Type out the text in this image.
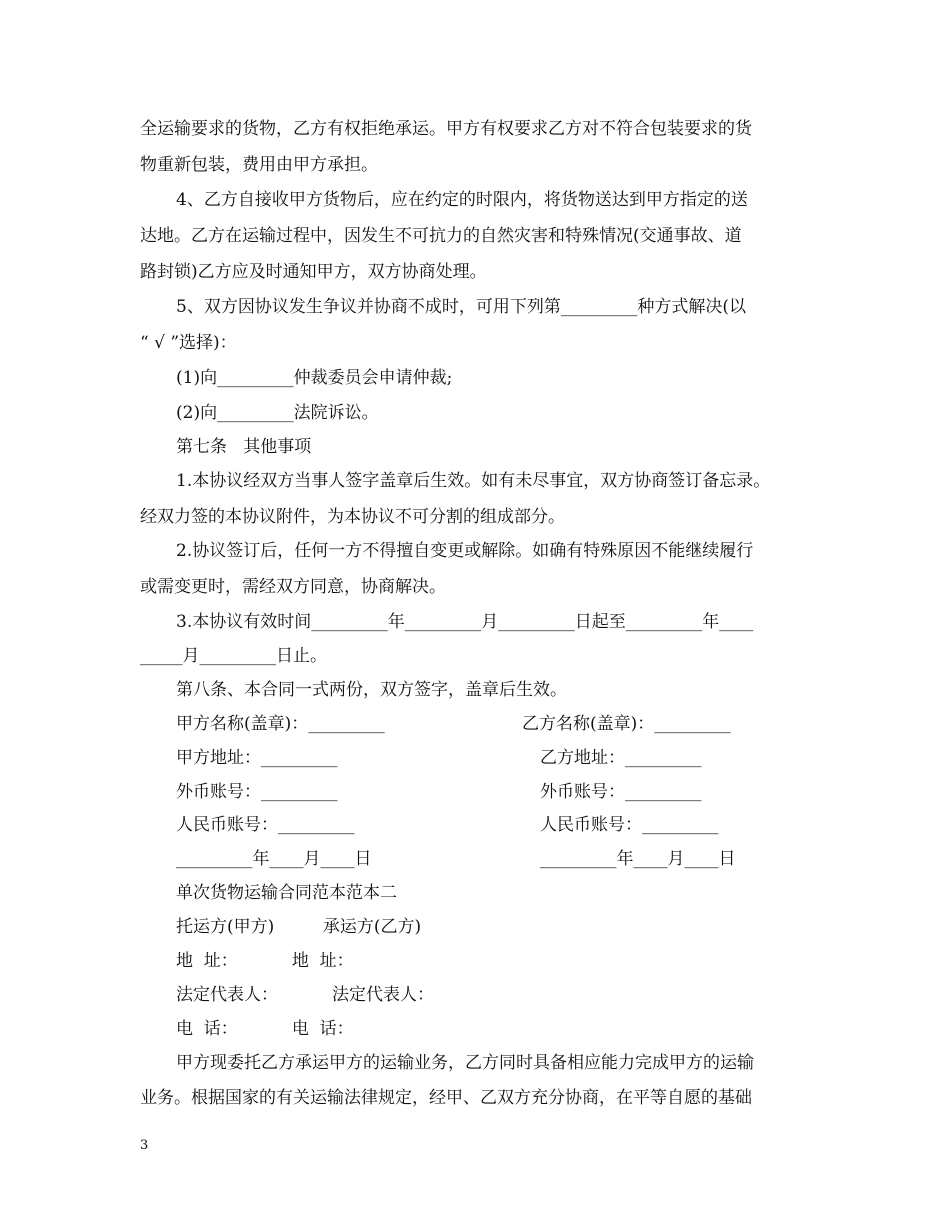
全运输要求的货物，乙方有权拒绝承运。甲方有权要求乙方对不符合包装要求的货
物重新包装，费用由甲方承担。
4、乙方自接收甲方货物后，应在约定的时限内，将货物送达到甲方指定的送
达地。乙方在运输过程中，因发生不可抗力的自然灾害和特殊情况(交通事故、道
路封锁)乙方应及时通知甲方，双方协商处理。
5、双方因协议发生争议并协商不成时，可用下列第_________种方式解决(以
“ √ ”选择)：
(1)向_________仲裁委员会申请仲裁;
(2)向_________法院诉讼。
第七条   其他事项
1.本协议经双方当事人签字盖章后生效。如有未尽事宜，双方协商签订备忘录。
经双力签的本协议附件，为本协议不可分割的组成部分。
2.协议签订后，任何一方不得擅自变更或解除。如确有特殊原因不能继续履行
或需变更时，需经双方同意，协商解决。
3.本协议有效时间_________年_________月_________日起至_________年____
_____月_________日止。
第八条、本合同一式两份，双方签字，盖章后生效。
甲方名称(盖章)：_________	乙方名称(盖章)：_________
甲方地址：_________	乙方地址：_________
外币账号：_________	外币账号：_________
人民币账号：_________	人民币账号：_________
_________年____月____日	_________年____月____日
单次货物运输合同范本范本二
托运方(甲方)         承运方(乙方)
地  址：          地  址：
法定代表人：          法定代表人：
电  话：          电  话：
甲方现委托乙方承运甲方的运输业务，乙方同时具备相应能力完成甲方的运输
业务。根据国家的有关运输法律规定，经甲、乙双方充分协商，在平等自愿的基础
3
- - - - - - -
■ YOUR GOAL ■
Set down the records in full and exactly. Do not carry over any image.

■ FULL RESPONSE ■
Type out the text in this image.
全运输要求的货物，乙方有权拒绝承运。甲方有权要求乙方对不符合包装要求的货
物重新包装，费用由甲方承担。
4、乙方自接收甲方货物后，应在约定的时限内，将货物送达到甲方指定的送
达地。乙方在运输过程中，因发生不可抗力的自然灾害和特殊情况(交通事故、道
路封锁)乙方应及时通知甲方，双方协商处理。
5、双方因协议发生争议并协商不成时，可用下列第_________种方式解决(以
“ √ ”选择)：
(1)向_________仲裁委员会申请仲裁;
(2)向_________法院诉讼。
第七条   其他事项
1.本协议经双方当事人签字盖章后生效。如有未尽事宜，双方协商签订备忘录。
经双力签的本协议附件，为本协议不可分割的组成部分。
2.协议签订后，任何一方不得擅自变更或解除。如确有特殊原因不能继续履行
或需变更时，需经双方同意，协商解决。
3.本协议有效时间_________年_________月_________日起至_________年____
_____月_________日止。
第八条、本合同一式两份，双方签字，盖章后生效。
甲方名称(盖章)：_________	乙方名称(盖章)：_________
甲方地址：_________	乙方地址：_________
外币账号：_________	外币账号：_________
人民币账号：_________	人民币账号：_________
_________年____月____日	_________年____月____日
单次货物运输合同范本范本二
托运方(甲方)         承运方(乙方)
地  址：          地  址：
法定代表人：          法定代表人：
电  话：          电  话：
甲方现委托乙方承运甲方的运输业务，乙方同时具备相应能力完成甲方的运输
业务。根据国家的有关运输法律规定，经甲、乙双方充分协商，在平等自愿的基础
3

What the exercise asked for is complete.